→ Given exercise
Will you transcribe the entries that follow, exactly and in full?

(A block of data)
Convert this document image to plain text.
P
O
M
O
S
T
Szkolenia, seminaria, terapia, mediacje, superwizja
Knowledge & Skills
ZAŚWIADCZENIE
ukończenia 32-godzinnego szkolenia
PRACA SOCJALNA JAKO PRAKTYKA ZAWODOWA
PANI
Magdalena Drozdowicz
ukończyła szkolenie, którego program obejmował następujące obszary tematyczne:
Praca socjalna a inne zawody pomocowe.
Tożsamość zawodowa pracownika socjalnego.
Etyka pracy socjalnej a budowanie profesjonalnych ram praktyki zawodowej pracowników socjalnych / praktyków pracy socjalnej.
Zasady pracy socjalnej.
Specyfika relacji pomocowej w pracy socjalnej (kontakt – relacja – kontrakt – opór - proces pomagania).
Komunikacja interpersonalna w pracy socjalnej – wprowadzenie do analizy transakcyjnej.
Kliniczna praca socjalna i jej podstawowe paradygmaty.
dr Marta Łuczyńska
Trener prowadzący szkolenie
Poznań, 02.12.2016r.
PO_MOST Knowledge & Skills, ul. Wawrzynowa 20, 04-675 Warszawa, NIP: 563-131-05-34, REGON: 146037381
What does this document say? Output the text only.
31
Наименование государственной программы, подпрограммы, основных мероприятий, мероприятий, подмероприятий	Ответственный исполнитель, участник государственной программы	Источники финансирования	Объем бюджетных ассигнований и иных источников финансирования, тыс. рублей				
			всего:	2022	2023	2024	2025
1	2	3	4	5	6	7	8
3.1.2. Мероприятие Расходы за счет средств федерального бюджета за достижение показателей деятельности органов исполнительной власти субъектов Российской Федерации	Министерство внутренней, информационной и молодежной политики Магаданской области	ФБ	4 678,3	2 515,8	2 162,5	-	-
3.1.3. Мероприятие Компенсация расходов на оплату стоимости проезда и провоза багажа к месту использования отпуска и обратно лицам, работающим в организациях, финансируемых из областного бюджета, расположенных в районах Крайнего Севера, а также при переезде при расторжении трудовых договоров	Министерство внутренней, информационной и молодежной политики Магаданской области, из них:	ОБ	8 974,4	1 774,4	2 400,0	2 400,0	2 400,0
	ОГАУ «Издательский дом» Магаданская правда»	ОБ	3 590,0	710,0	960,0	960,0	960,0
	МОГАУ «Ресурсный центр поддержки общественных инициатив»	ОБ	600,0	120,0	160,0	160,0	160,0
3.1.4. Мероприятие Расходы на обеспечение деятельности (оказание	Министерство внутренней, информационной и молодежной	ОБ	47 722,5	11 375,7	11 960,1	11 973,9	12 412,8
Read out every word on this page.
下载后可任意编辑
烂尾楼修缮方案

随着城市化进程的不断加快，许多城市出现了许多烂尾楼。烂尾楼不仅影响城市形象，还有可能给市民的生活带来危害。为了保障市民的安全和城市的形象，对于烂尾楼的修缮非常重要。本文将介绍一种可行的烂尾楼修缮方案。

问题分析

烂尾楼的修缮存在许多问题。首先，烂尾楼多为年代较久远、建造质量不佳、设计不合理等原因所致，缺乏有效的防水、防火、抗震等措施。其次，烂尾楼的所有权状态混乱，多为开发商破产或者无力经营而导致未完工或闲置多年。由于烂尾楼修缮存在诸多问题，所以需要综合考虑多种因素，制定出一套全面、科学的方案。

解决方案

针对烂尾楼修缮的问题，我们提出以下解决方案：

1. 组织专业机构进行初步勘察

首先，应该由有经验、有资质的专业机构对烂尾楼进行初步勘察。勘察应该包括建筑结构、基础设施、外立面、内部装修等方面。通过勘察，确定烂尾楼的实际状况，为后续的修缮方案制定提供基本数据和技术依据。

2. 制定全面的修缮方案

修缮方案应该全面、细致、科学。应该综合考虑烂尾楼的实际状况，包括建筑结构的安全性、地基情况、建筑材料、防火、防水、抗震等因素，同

→ Exercise solution
Convert this document image to plain text.
P
O
M
O
S
T
Szkolenia, seminaria, terapia, mediacje, superwizja
Knowledge & Skills
ZAŚWIADCZENIE
ukończenia 32-godzinnego szkolenia
PRACA SOCJALNA JAKO PRAKTYKA ZAWODOWA
PANI
Magdalena Drozdowicz
ukończyła szkolenie, którego program obejmował następujące obszary tematyczne:
Praca socjalna a inne zawody pomocowe.
Tożsamość zawodowa pracownika socjalnego.
Etyka pracy socjalnej a budowanie profesjonalnych ram praktyki zawodowej pracowników socjalnych / praktyków pracy socjalnej.
Zasady pracy socjalnej.
Specyfika relacji pomocowej w pracy socjalnej (kontakt – relacja – kontrakt – opór - proces pomagania).
Komunikacja interpersonalna w pracy socjalnej – wprowadzenie do analizy transakcyjnej.
Kliniczna praca socjalna i jej podstawowe paradygmaty.
dr Marta Łuczyńska
Trener prowadzący szkolenie
Poznań, 02.12.2016r.
PO_MOST Knowledge & Skills, ul. Wawrzynowa 20, 04-675 Warszawa, NIP: 563-131-05-34, REGON: 146037381
What does this document say? Output the text only.
31
Наименование государственной программы, подпрограммы, основных мероприятий, мероприятий, подмероприятий	Ответственный исполнитель, участник государственной программы	Источники финансирования	Объем бюджетных ассигнований и иных источников финансирования, тыс. рублей				
			всего:	2022	2023	2024	2025
1	2	3	4	5	6	7	8
3.1.2. Мероприятие Расходы за счет средств федерального бюджета за достижение показателей деятельности органов исполнительной власти субъектов Российской Федерации	Министерство внутренней, информационной и молодежной политики Магаданской области	ФБ	4 678,3	2 515,8	2 162,5	-	-
3.1.3. Мероприятие Компенсация расходов на оплату стоимости проезда и провоза багажа к месту использования отпуска и обратно лицам, работающим в организациях, финансируемых из областного бюджета, расположенных в районах Крайнего Севера, а также при переезде при расторжении трудовых договоров	Министерство внутренней, информационной и молодежной политики Магаданской области, из них:	ОБ	8 974,4	1 774,4	2 400,0	2 400,0	2 400,0
	ОГАУ «Издательский дом» Магаданская правда»	ОБ	3 590,0	710,0	960,0	960,0	960,0
	МОГАУ «Ресурсный центр поддержки общественных инициатив»	ОБ	600,0	120,0	160,0	160,0	160,0
3.1.4. Мероприятие Расходы на обеспечение деятельности (оказание	Министерство внутренней, информационной и молодежной	ОБ	47 722,5	11 375,7	11 960,1	11 973,9	12 412,8
Read out every word on this page.
下载后可任意编辑
烂尾楼修缮方案

随着城市化进程的不断加快，许多城市出现了许多烂尾楼。烂尾楼不仅影响城市形象，还有可能给市民的生活带来危害。为了保障市民的安全和城市的形象，对于烂尾楼的修缮非常重要。本文将介绍一种可行的烂尾楼修缮方案。

问题分析

烂尾楼的修缮存在许多问题。首先，烂尾楼多为年代较久远、建造质量不佳、设计不合理等原因所致，缺乏有效的防水、防火、抗震等措施。其次，烂尾楼的所有权状态混乱，多为开发商破产或者无力经营而导致未完工或闲置多年。由于烂尾楼修缮存在诸多问题，所以需要综合考虑多种因素，制定出一套全面、科学的方案。

解决方案

针对烂尾楼修缮的问题，我们提出以下解决方案：

1. 组织专业机构进行初步勘察

首先，应该由有经验、有资质的专业机构对烂尾楼进行初步勘察。勘察应该包括建筑结构、基础设施、外立面、内部装修等方面。通过勘察，确定烂尾楼的实际状况，为后续的修缮方案制定提供基本数据和技术依据。

2. 制定全面的修缮方案

修缮方案应该全面、细致、科学。应该综合考虑烂尾楼的实际状况，包括建筑结构的安全性、地基情况、建筑材料、防火、防水、抗震等因素，同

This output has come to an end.